## GIVEN RECORDS
▼▼▼

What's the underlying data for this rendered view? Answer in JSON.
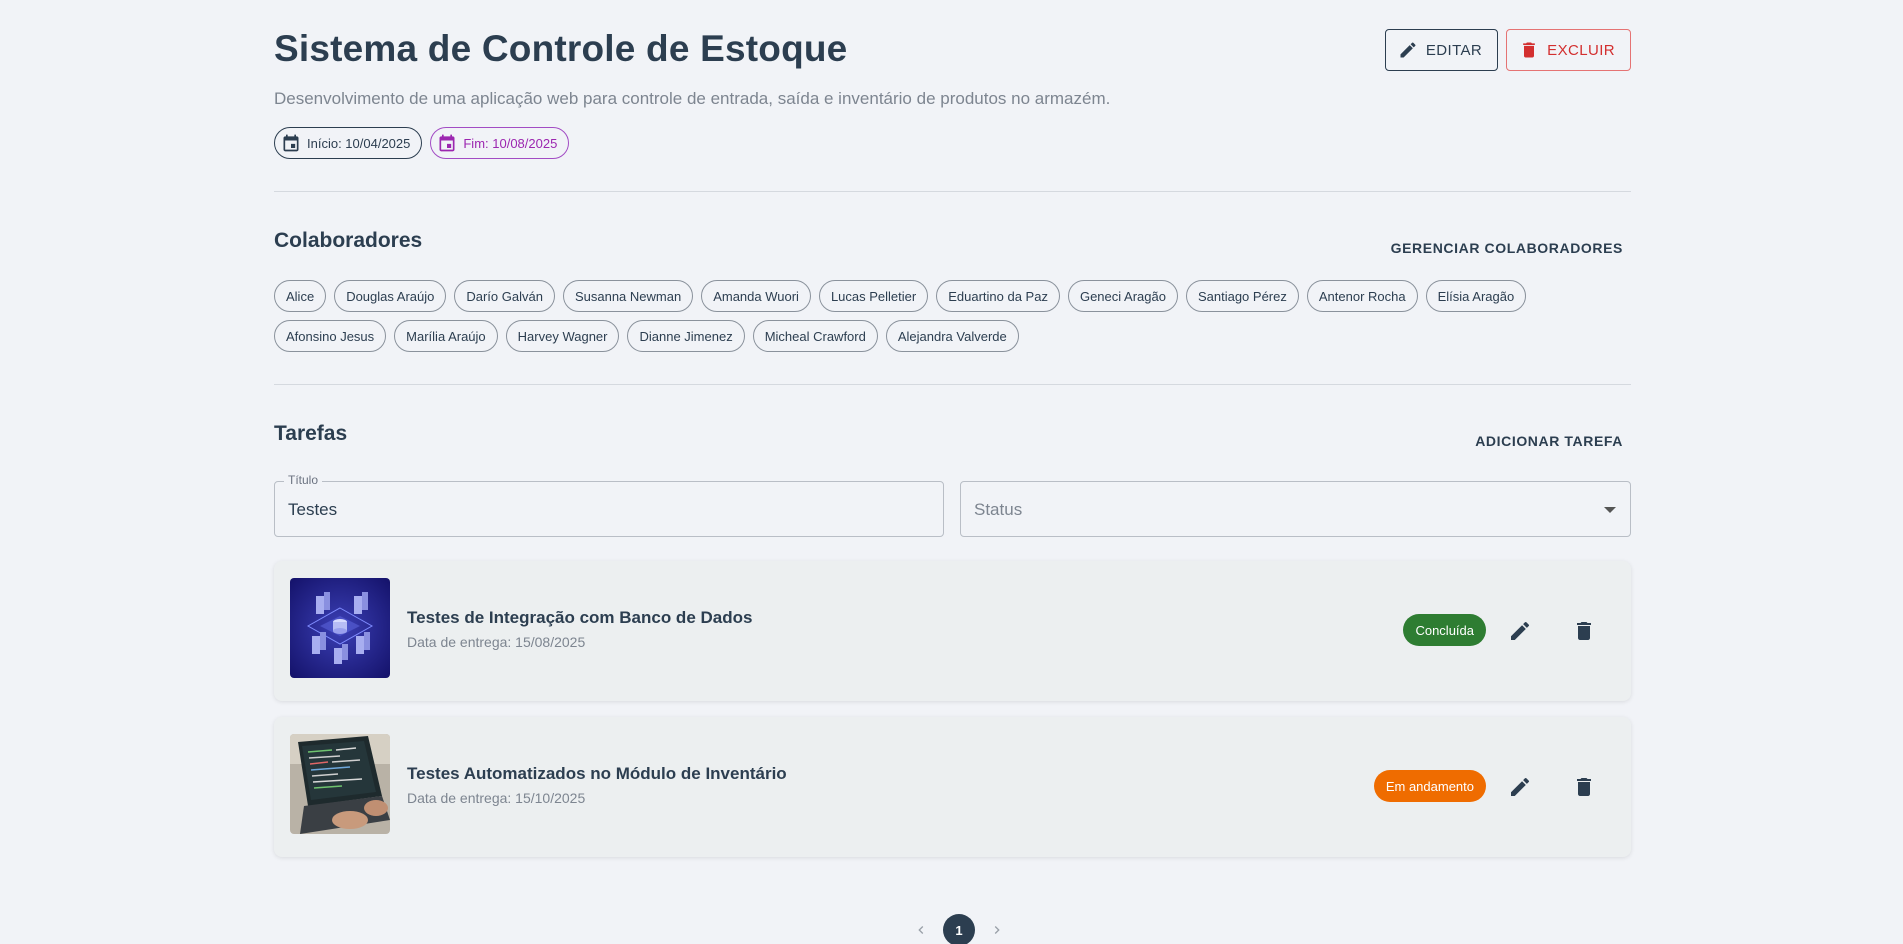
{
  "header": {
    "title": "Sistema de Controle de Estoque",
    "description": "Desenvolvimento de uma aplicação web para controle de entrada, saída e inventário de produtos no armazém.",
    "start_label": "Início: 10/04/2025",
    "end_label": "Fim: 10/08/2025",
    "edit_label": "EDITAR",
    "delete_label": "EXCLUIR"
  },
  "collaborators": {
    "title": "Colaboradores",
    "manage_label": "GERENCIAR COLABORADORES",
    "names": [
      "Alice",
      "Douglas Araújo",
      "Darío Galván",
      "Susanna Newman",
      "Amanda Wuori",
      "Lucas Pelletier",
      "Eduartino da Paz",
      "Geneci Aragão",
      "Santiago Pérez",
      "Antenor Rocha",
      "Elísia Aragão",
      "Afonsino Jesus",
      "Marília Araújo",
      "Harvey Wagner",
      "Dianne Jimenez",
      "Micheal Crawford",
      "Alejandra Valverde"
    ]
  },
  "tasks": {
    "title": "Tarefas",
    "add_label": "ADICIONAR TAREFA",
    "filter_title_label": "Título",
    "filter_title_value": "Testes",
    "filter_status_placeholder": "Status",
    "items": [
      {
        "title": "Testes de Integração com Banco de Dados",
        "date": "Data de entrega: 15/08/2025",
        "status": "Concluída",
        "status_color": "#2e7d32"
      },
      {
        "title": "Testes Automatizados no Módulo de Inventário",
        "date": "Data de entrega: 15/10/2025",
        "status": "Em andamento",
        "status_color": "#ef6c00"
      }
    ]
  },
  "pagination": {
    "current": "1"
  },
  "colors": {
    "primary": "#2c3e50",
    "danger": "#d32f2f",
    "end_date": "#9c27b0"
  }
}
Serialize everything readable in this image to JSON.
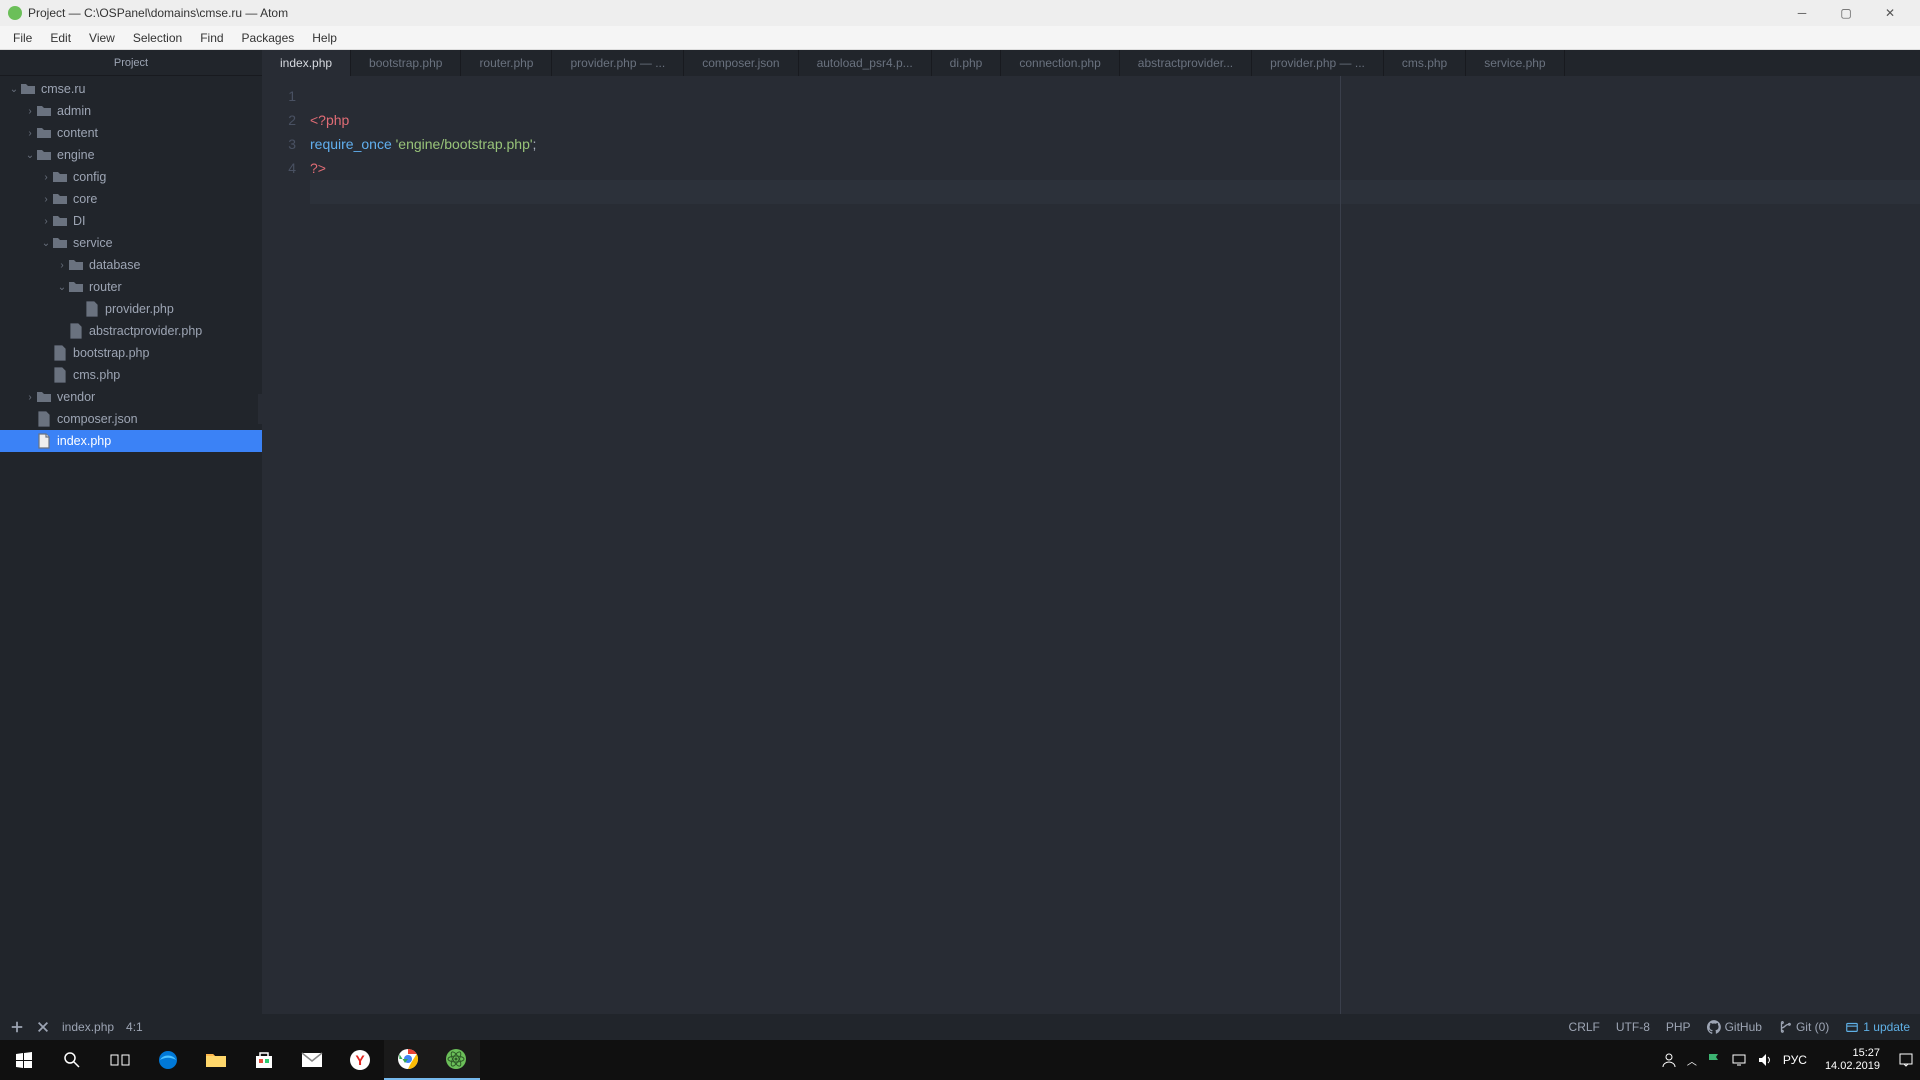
{
  "window": {
    "title": "Project — C:\\OSPanel\\domains\\cmse.ru — Atom"
  },
  "menu": [
    "File",
    "Edit",
    "View",
    "Selection",
    "Find",
    "Packages",
    "Help"
  ],
  "sidebar": {
    "title": "Project",
    "tree": [
      {
        "depth": 0,
        "kind": "folder",
        "open": true,
        "label": "cmse.ru"
      },
      {
        "depth": 1,
        "kind": "folder",
        "open": false,
        "label": "admin"
      },
      {
        "depth": 1,
        "kind": "folder",
        "open": false,
        "label": "content"
      },
      {
        "depth": 1,
        "kind": "folder",
        "open": true,
        "label": "engine"
      },
      {
        "depth": 2,
        "kind": "folder",
        "open": false,
        "label": "config"
      },
      {
        "depth": 2,
        "kind": "folder",
        "open": false,
        "label": "core"
      },
      {
        "depth": 2,
        "kind": "folder",
        "open": false,
        "label": "DI"
      },
      {
        "depth": 2,
        "kind": "folder",
        "open": true,
        "label": "service"
      },
      {
        "depth": 3,
        "kind": "folder",
        "open": false,
        "label": "database"
      },
      {
        "depth": 3,
        "kind": "folder",
        "open": true,
        "label": "router"
      },
      {
        "depth": 4,
        "kind": "file",
        "label": "provider.php"
      },
      {
        "depth": 3,
        "kind": "file",
        "label": "abstractprovider.php"
      },
      {
        "depth": 2,
        "kind": "file",
        "label": "bootstrap.php"
      },
      {
        "depth": 2,
        "kind": "file",
        "label": "cms.php"
      },
      {
        "depth": 1,
        "kind": "folder",
        "open": false,
        "label": "vendor"
      },
      {
        "depth": 1,
        "kind": "file",
        "label": "composer.json"
      },
      {
        "depth": 1,
        "kind": "file",
        "label": "index.php",
        "selected": true
      }
    ]
  },
  "tabs": [
    {
      "label": "index.php",
      "active": true
    },
    {
      "label": "bootstrap.php"
    },
    {
      "label": "router.php"
    },
    {
      "label": "provider.php — ..."
    },
    {
      "label": "composer.json"
    },
    {
      "label": "autoload_psr4.p..."
    },
    {
      "label": "di.php"
    },
    {
      "label": "connection.php"
    },
    {
      "label": "abstractprovider..."
    },
    {
      "label": "provider.php — ..."
    },
    {
      "label": "cms.php"
    },
    {
      "label": "service.php"
    }
  ],
  "code": {
    "line1_open": "<?php",
    "line2_func": "require_once",
    "line2_sp": " ",
    "line2_str": "'engine/bootstrap.php'",
    "line2_end": ";",
    "line3_close": "?>",
    "gutters": [
      "1",
      "2",
      "3",
      "4"
    ]
  },
  "status": {
    "file": "index.php",
    "cursor": "4:1",
    "crlf": "CRLF",
    "encoding": "UTF-8",
    "lang": "PHP",
    "github": "GitHub",
    "git": "Git (0)",
    "updates": "1 update"
  },
  "tray": {
    "lang": "РУС",
    "time": "15:27",
    "date": "14.02.2019"
  }
}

▲▲▲

## GOAL
Reproduce every line of the material precisely, omitting its pictures.

## RESPONSE TO THE TASK
What's the underlying data for this rendered view? Answer in JSON.
{
  "header": {
    "title": "Sistema de Controle de Estoque",
    "description": "Desenvolvimento de uma aplicação web para controle de entrada, saída e inventário de produtos no armazém.",
    "start_label": "Início: 10/04/2025",
    "end_label": "Fim: 10/08/2025",
    "edit_label": "EDITAR",
    "delete_label": "EXCLUIR"
  },
  "collaborators": {
    "title": "Colaboradores",
    "manage_label": "GERENCIAR COLABORADORES",
    "names": [
      "Alice",
      "Douglas Araújo",
      "Darío Galván",
      "Susanna Newman",
      "Amanda Wuori",
      "Lucas Pelletier",
      "Eduartino da Paz",
      "Geneci Aragão",
      "Santiago Pérez",
      "Antenor Rocha",
      "Elísia Aragão",
      "Afonsino Jesus",
      "Marília Araújo",
      "Harvey Wagner",
      "Dianne Jimenez",
      "Micheal Crawford",
      "Alejandra Valverde"
    ]
  },
  "tasks": {
    "title": "Tarefas",
    "add_label": "ADICIONAR TAREFA",
    "filter_title_label": "Título",
    "filter_title_value": "Testes",
    "filter_status_placeholder": "Status",
    "items": [
      {
        "title": "Testes de Integração com Banco de Dados",
        "date": "Data de entrega: 15/08/2025",
        "status": "Concluída",
        "status_color": "#2e7d32"
      },
      {
        "title": "Testes Automatizados no Módulo de Inventário",
        "date": "Data de entrega: 15/10/2025",
        "status": "Em andamento",
        "status_color": "#ef6c00"
      }
    ]
  },
  "pagination": {
    "current": "1"
  },
  "colors": {
    "primary": "#2c3e50",
    "danger": "#d32f2f",
    "end_date": "#9c27b0"
  }
}
Serialize everything readable in this image to JSON.
{
  "window": {
    "title": "Project — C:\\OSPanel\\domains\\cmse.ru — Atom"
  },
  "menu": [
    "File",
    "Edit",
    "View",
    "Selection",
    "Find",
    "Packages",
    "Help"
  ],
  "sidebar": {
    "title": "Project",
    "tree": [
      {
        "depth": 0,
        "kind": "folder",
        "open": true,
        "label": "cmse.ru"
      },
      {
        "depth": 1,
        "kind": "folder",
        "open": false,
        "label": "admin"
      },
      {
        "depth": 1,
        "kind": "folder",
        "open": false,
        "label": "content"
      },
      {
        "depth": 1,
        "kind": "folder",
        "open": true,
        "label": "engine"
      },
      {
        "depth": 2,
        "kind": "folder",
        "open": false,
        "label": "config"
      },
      {
        "depth": 2,
        "kind": "folder",
        "open": false,
        "label": "core"
      },
      {
        "depth": 2,
        "kind": "folder",
        "open": false,
        "label": "DI"
      },
      {
        "depth": 2,
        "kind": "folder",
        "open": true,
        "label": "service"
      },
      {
        "depth": 3,
        "kind": "folder",
        "open": false,
        "label": "database"
      },
      {
        "depth": 3,
        "kind": "folder",
        "open": true,
        "label": "router"
      },
      {
        "depth": 4,
        "kind": "file",
        "label": "provider.php"
      },
      {
        "depth": 3,
        "kind": "file",
        "label": "abstractprovider.php"
      },
      {
        "depth": 2,
        "kind": "file",
        "label": "bootstrap.php"
      },
      {
        "depth": 2,
        "kind": "file",
        "label": "cms.php"
      },
      {
        "depth": 1,
        "kind": "folder",
        "open": false,
        "label": "vendor"
      },
      {
        "depth": 1,
        "kind": "file",
        "label": "composer.json"
      },
      {
        "depth": 1,
        "kind": "file",
        "label": "index.php",
        "selected": true
      }
    ]
  },
  "tabs": [
    {
      "label": "index.php",
      "active": true
    },
    {
      "label": "bootstrap.php"
    },
    {
      "label": "router.php"
    },
    {
      "label": "provider.php — ..."
    },
    {
      "label": "composer.json"
    },
    {
      "label": "autoload_psr4.p..."
    },
    {
      "label": "di.php"
    },
    {
      "label": "connection.php"
    },
    {
      "label": "abstractprovider..."
    },
    {
      "label": "provider.php — ..."
    },
    {
      "label": "cms.php"
    },
    {
      "label": "service.php"
    }
  ],
  "code": {
    "line1_open": "<?php",
    "line2_func": "require_once",
    "line2_sp": " ",
    "line2_str": "'engine/bootstrap.php'",
    "line2_end": ";",
    "line3_close": "?>",
    "gutters": [
      "1",
      "2",
      "3",
      "4"
    ]
  },
  "status": {
    "file": "index.php",
    "cursor": "4:1",
    "crlf": "CRLF",
    "encoding": "UTF-8",
    "lang": "PHP",
    "github": "GitHub",
    "git": "Git (0)",
    "updates": "1 update"
  },
  "tray": {
    "lang": "РУС",
    "time": "15:27",
    "date": "14.02.2019"
  }
}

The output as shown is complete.